Task statement
Each line should be copied exactly.

========================================================================

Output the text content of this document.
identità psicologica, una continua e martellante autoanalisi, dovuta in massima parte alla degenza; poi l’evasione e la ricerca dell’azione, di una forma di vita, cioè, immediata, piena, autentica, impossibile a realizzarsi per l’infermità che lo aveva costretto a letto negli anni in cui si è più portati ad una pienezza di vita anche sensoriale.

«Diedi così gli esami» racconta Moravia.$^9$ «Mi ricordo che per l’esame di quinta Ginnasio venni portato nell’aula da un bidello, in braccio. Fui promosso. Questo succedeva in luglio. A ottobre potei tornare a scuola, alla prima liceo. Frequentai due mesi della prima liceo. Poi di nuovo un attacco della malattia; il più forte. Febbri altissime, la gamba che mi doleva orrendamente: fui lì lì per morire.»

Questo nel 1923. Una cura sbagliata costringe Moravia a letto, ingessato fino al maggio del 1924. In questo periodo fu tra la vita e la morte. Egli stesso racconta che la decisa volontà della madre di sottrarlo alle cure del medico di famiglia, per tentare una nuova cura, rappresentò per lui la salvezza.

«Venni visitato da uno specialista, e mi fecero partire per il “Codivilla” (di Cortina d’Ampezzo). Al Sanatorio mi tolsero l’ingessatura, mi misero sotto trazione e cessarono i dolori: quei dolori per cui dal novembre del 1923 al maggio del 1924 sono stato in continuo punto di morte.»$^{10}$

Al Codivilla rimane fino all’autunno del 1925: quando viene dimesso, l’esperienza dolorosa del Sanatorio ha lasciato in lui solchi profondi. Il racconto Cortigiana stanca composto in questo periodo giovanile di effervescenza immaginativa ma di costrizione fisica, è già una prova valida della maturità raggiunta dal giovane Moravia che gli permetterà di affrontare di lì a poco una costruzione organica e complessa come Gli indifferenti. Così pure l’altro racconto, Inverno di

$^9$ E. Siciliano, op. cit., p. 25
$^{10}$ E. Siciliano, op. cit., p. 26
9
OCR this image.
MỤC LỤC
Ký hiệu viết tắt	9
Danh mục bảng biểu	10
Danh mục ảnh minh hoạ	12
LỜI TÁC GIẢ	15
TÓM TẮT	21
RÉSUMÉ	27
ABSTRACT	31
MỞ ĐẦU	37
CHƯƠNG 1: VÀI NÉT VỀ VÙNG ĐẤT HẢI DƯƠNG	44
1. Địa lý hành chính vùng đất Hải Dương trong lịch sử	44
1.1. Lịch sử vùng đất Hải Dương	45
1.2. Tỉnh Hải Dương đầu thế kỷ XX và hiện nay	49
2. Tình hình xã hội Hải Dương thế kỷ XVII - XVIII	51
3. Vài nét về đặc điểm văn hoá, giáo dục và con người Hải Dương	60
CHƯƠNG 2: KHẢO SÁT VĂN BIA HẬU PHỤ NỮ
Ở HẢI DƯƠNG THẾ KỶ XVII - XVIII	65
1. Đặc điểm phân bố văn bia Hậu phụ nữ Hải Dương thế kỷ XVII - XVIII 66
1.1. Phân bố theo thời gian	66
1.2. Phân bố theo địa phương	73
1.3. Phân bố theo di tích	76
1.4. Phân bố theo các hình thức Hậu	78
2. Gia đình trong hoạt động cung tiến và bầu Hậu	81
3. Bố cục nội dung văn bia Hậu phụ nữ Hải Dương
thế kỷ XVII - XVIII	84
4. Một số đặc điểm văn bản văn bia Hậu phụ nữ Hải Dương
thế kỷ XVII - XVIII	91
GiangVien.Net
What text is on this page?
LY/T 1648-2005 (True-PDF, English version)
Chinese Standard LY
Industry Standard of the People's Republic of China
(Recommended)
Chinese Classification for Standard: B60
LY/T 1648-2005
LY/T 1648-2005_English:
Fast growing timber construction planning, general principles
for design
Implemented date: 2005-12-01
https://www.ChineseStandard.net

========================================================================

Task answer
Output the text content of this document.
identità psicologica, una continua e martellante autoanalisi, dovuta in massima parte alla degenza; poi l’evasione e la ricerca dell’azione, di una forma di vita, cioè, immediata, piena, autentica, impossibile a realizzarsi per l’infermità che lo aveva costretto a letto negli anni in cui si è più portati ad una pienezza di vita anche sensoriale.

«Diedi così gli esami» racconta Moravia.$^9$ «Mi ricordo che per l’esame di quinta Ginnasio venni portato nell’aula da un bidello, in braccio. Fui promosso. Questo succedeva in luglio. A ottobre potei tornare a scuola, alla prima liceo. Frequentai due mesi della prima liceo. Poi di nuovo un attacco della malattia; il più forte. Febbri altissime, la gamba che mi doleva orrendamente: fui lì lì per morire.»

Questo nel 1923. Una cura sbagliata costringe Moravia a letto, ingessato fino al maggio del 1924. In questo periodo fu tra la vita e la morte. Egli stesso racconta che la decisa volontà della madre di sottrarlo alle cure del medico di famiglia, per tentare una nuova cura, rappresentò per lui la salvezza.

«Venni visitato da uno specialista, e mi fecero partire per il “Codivilla” (di Cortina d’Ampezzo). Al Sanatorio mi tolsero l’ingessatura, mi misero sotto trazione e cessarono i dolori: quei dolori per cui dal novembre del 1923 al maggio del 1924 sono stato in continuo punto di morte.»$^{10}$

Al Codivilla rimane fino all’autunno del 1925: quando viene dimesso, l’esperienza dolorosa del Sanatorio ha lasciato in lui solchi profondi. Il racconto Cortigiana stanca composto in questo periodo giovanile di effervescenza immaginativa ma di costrizione fisica, è già una prova valida della maturità raggiunta dal giovane Moravia che gli permetterà di affrontare di lì a poco una costruzione organica e complessa come Gli indifferenti. Così pure l’altro racconto, Inverno di

$^9$ E. Siciliano, op. cit., p. 25
$^{10}$ E. Siciliano, op. cit., p. 26
9
OCR this image.
MỤC LỤC
Ký hiệu viết tắt	9
Danh mục bảng biểu	10
Danh mục ảnh minh hoạ	12
LỜI TÁC GIẢ	15
TÓM TẮT	21
RÉSUMÉ	27
ABSTRACT	31
MỞ ĐẦU	37
CHƯƠNG 1: VÀI NÉT VỀ VÙNG ĐẤT HẢI DƯƠNG	44
1. Địa lý hành chính vùng đất Hải Dương trong lịch sử	44
1.1. Lịch sử vùng đất Hải Dương	45
1.2. Tỉnh Hải Dương đầu thế kỷ XX và hiện nay	49
2. Tình hình xã hội Hải Dương thế kỷ XVII - XVIII	51
3. Vài nét về đặc điểm văn hoá, giáo dục và con người Hải Dương	60
CHƯƠNG 2: KHẢO SÁT VĂN BIA HẬU PHỤ NỮ
Ở HẢI DƯƠNG THẾ KỶ XVII - XVIII	65
1. Đặc điểm phân bố văn bia Hậu phụ nữ Hải Dương thế kỷ XVII - XVIII 66
1.1. Phân bố theo thời gian	66
1.2. Phân bố theo địa phương	73
1.3. Phân bố theo di tích	76
1.4. Phân bố theo các hình thức Hậu	78
2. Gia đình trong hoạt động cung tiến và bầu Hậu	81
3. Bố cục nội dung văn bia Hậu phụ nữ Hải Dương
thế kỷ XVII - XVIII	84
4. Một số đặc điểm văn bản văn bia Hậu phụ nữ Hải Dương
thế kỷ XVII - XVIII	91
GiangVien.Net
What text is on this page?
LY/T 1648-2005 (True-PDF, English version)
Chinese Standard LY
Industry Standard of the People's Republic of China
(Recommended)
Chinese Classification for Standard: B60
LY/T 1648-2005
LY/T 1648-2005_English:
Fast growing timber construction planning, general principles
for design
Implemented date: 2005-12-01
https://www.ChineseStandard.net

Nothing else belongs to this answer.